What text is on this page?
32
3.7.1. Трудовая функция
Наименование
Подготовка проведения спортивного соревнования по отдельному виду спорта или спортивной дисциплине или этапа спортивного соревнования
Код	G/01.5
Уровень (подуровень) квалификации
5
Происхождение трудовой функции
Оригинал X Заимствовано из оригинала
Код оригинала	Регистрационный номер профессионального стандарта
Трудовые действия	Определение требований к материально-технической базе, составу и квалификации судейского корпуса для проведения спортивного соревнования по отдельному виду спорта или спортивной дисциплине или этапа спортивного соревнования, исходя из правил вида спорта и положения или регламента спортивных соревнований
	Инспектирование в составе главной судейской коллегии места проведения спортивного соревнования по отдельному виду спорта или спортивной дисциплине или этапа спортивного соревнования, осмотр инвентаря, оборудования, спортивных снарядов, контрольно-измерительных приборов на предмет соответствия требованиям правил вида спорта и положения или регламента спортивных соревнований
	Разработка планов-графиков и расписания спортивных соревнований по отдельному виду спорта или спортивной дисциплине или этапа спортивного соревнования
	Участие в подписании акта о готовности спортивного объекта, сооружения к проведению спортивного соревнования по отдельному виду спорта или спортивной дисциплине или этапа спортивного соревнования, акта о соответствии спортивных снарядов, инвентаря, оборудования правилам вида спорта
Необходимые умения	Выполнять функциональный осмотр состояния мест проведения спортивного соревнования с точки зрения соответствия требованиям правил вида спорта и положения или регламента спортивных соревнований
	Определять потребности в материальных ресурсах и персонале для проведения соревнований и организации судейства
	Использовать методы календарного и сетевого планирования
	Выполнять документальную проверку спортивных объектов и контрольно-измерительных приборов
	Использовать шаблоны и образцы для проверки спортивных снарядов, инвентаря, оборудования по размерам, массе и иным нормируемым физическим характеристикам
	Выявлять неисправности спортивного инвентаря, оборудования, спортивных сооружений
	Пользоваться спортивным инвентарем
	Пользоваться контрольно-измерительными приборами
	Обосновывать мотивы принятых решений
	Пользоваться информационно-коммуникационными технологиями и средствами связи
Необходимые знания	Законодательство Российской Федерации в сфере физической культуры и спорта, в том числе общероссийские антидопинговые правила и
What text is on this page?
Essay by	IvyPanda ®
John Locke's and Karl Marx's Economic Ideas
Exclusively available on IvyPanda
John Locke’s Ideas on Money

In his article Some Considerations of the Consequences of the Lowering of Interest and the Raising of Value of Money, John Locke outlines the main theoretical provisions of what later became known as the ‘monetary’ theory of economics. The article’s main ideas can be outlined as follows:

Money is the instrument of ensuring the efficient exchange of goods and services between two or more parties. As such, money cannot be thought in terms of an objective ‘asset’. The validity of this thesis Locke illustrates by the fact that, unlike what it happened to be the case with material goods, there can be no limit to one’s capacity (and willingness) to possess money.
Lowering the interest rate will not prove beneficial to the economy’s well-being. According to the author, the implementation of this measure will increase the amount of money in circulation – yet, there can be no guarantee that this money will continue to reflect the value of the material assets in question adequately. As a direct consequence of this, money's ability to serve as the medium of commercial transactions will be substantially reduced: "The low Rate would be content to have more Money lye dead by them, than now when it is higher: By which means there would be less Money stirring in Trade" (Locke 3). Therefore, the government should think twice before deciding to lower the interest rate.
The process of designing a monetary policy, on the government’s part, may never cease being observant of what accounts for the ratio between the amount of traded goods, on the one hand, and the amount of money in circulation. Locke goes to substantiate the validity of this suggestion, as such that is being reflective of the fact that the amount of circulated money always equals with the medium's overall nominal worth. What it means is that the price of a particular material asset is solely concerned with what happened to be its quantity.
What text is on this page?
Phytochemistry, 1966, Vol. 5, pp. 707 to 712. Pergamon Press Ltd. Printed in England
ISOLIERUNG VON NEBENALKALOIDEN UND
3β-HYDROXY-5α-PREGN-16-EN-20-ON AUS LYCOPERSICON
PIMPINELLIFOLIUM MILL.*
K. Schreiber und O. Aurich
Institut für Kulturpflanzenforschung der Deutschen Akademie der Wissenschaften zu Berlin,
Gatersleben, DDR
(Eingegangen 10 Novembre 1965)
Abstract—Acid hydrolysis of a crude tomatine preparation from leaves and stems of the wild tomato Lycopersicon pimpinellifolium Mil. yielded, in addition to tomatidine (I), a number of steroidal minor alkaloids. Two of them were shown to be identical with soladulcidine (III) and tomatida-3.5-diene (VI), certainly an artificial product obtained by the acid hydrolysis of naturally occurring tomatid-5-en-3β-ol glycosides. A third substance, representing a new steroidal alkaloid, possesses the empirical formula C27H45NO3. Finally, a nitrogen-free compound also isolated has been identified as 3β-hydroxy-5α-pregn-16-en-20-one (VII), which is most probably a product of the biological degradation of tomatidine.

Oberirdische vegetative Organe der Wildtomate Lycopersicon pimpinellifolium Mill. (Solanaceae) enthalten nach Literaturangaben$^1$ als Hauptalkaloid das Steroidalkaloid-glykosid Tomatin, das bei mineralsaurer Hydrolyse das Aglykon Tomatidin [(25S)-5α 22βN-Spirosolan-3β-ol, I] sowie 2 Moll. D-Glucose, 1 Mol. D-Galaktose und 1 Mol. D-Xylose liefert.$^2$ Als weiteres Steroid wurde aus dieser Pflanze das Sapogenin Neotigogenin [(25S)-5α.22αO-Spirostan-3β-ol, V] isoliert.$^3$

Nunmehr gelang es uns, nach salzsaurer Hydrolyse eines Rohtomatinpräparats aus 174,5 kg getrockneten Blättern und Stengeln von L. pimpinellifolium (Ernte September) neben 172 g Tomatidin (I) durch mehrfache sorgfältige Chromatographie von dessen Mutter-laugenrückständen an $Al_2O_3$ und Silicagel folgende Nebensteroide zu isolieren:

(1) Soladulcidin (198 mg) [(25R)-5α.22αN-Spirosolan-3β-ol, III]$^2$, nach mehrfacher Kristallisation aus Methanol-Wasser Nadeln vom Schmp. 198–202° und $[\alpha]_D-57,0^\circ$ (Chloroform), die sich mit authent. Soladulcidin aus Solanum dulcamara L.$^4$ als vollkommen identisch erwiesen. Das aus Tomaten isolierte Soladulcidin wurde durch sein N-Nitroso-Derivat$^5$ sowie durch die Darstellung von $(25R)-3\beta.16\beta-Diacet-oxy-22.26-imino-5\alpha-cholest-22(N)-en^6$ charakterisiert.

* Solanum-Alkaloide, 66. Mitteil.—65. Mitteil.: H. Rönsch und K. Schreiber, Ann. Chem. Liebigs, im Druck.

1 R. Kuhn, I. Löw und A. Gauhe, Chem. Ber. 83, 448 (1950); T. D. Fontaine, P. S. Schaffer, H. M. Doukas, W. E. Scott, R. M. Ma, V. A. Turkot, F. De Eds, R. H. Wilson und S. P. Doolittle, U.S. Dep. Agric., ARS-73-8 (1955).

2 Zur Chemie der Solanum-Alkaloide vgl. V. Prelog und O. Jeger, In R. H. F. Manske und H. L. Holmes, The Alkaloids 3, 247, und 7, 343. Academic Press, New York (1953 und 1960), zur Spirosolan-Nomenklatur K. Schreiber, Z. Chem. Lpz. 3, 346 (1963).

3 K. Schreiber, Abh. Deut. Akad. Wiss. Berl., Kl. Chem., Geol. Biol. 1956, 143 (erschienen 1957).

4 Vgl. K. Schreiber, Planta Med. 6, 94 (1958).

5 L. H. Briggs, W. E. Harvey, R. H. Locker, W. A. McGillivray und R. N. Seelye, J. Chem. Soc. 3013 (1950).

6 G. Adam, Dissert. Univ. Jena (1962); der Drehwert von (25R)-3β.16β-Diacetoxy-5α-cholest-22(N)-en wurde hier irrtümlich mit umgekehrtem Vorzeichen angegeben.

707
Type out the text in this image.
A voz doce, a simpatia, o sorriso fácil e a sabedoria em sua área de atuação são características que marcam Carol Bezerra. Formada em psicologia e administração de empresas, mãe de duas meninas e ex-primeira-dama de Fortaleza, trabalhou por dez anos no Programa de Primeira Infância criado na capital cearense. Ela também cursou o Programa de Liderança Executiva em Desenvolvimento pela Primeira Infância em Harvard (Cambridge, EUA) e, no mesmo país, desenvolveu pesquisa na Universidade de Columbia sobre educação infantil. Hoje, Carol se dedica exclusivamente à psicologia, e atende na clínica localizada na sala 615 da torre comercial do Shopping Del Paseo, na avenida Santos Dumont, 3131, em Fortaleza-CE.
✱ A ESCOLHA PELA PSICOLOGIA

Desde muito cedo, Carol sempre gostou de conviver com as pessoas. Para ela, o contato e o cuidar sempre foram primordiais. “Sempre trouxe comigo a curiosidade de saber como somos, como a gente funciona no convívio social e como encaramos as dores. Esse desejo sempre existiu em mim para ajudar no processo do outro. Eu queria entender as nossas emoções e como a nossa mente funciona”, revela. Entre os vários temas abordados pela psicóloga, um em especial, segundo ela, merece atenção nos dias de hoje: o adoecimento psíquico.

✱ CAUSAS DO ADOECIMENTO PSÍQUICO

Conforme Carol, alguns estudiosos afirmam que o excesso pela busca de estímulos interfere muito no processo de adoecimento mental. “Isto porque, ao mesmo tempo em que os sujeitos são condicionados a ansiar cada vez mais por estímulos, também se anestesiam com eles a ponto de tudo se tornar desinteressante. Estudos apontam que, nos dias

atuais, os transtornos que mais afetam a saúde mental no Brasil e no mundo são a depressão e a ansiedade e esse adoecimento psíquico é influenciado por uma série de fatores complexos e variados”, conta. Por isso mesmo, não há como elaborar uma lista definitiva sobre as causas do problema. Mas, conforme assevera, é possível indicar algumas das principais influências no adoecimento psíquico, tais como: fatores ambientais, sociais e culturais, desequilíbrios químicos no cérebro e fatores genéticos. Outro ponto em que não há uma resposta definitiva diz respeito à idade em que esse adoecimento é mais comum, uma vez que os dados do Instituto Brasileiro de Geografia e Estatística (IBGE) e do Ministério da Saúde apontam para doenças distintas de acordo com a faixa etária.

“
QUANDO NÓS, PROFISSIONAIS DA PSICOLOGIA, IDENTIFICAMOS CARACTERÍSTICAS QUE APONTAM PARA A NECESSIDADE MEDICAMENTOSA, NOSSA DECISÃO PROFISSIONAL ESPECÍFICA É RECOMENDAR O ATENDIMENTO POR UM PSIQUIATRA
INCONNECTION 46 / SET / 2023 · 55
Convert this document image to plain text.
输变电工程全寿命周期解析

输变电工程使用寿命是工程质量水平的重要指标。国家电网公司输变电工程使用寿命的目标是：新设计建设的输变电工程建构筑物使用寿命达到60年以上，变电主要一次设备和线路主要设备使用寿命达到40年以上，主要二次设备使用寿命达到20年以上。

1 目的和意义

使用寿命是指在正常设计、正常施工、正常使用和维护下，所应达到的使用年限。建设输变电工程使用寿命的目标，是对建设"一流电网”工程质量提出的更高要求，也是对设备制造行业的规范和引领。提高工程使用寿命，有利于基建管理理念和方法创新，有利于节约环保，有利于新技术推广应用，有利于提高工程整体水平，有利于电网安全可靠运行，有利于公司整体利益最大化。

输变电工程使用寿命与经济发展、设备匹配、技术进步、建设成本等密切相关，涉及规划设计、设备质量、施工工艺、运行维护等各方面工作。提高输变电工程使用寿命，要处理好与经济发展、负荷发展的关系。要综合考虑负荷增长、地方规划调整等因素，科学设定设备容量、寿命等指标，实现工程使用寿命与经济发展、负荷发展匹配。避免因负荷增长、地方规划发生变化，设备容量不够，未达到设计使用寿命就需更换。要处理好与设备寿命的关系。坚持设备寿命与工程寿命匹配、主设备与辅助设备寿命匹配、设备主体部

• [WORK TO BE COMPLETED]:
Copy each line above containing the string "соревнований".

• [TASK RESULT]:
Трудовые действия	Определение требований к материально-технической базе, составу и квалификации судейского корпуса для проведения спортивного соревнования по отдельному виду спорта или спортивной дисциплине или этапа спортивного соревнования, исходя из правил вида спорта и положения или регламента спортивных соревнований
	Инспектирование в составе главной судейской коллегии места проведения спортивного соревнования по отдельному виду спорта или спортивной дисциплине или этапа спортивного соревнования, осмотр инвентаря, оборудования, спортивных снарядов, контрольно-измерительных приборов на предмет соответствия требованиям правил вида спорта и положения или регламента спортивных соревнований
	Разработка планов-графиков и расписания спортивных соревнований по отдельному виду спорта или спортивной дисциплине или этапа спортивного соревнования
Необходимые умения	Выполнять функциональный осмотр состояния мест проведения спортивного соревнования с точки зрения соответствия требованиям правил вида спорта и положения или регламента спортивных соревнований
	Определять потребности в материальных ресурсах и персонале для проведения соревнований и организации судейства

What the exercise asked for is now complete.